Required work:
Repeat the material exactly, leaving nothing out.

Listing:

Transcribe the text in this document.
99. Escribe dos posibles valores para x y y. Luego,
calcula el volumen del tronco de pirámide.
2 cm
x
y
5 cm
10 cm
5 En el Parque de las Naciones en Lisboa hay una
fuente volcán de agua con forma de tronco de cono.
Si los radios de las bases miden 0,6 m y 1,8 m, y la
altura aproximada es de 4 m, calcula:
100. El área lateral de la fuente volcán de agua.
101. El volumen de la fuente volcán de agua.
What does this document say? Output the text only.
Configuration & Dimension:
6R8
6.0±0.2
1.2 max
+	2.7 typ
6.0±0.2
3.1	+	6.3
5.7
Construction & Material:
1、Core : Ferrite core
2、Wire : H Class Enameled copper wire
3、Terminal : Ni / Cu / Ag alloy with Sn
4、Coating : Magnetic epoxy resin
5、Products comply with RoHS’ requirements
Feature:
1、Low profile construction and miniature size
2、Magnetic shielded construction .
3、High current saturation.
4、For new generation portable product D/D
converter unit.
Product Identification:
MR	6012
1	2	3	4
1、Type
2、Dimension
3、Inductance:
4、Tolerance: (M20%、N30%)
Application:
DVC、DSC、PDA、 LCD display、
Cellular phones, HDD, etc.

Complete answer:
Transcribe the text in this document.
99. Escribe dos posibles valores para x y y. Luego,
calcula el volumen del tronco de pirámide.
2 cm
x
y
5 cm
10 cm
5 En el Parque de las Naciones en Lisboa hay una
fuente volcán de agua con forma de tronco de cono.
Si los radios de las bases miden 0,6 m y 1,8 m, y la
altura aproximada es de 4 m, calcula:
100. El área lateral de la fuente volcán de agua.
101. El volumen de la fuente volcán de agua.
What does this document say? Output the text only.
Configuration & Dimension:
6R8
6.0±0.2
1.2 max
+	2.7 typ
6.0±0.2
3.1	+	6.3
5.7
Construction & Material:
1、Core : Ferrite core
2、Wire : H Class Enameled copper wire
3、Terminal : Ni / Cu / Ag alloy with Sn
4、Coating : Magnetic epoxy resin
5、Products comply with RoHS’ requirements
Feature:
1、Low profile construction and miniature size
2、Magnetic shielded construction .
3、High current saturation.
4、For new generation portable product D/D
converter unit.
Product Identification:
MR	6012
1	2	3	4
1、Type
2、Dimension
3、Inductance:
4、Tolerance: (M20%、N30%)
Application:
DVC、DSC、PDA、 LCD display、
Cellular phones, HDD, etc.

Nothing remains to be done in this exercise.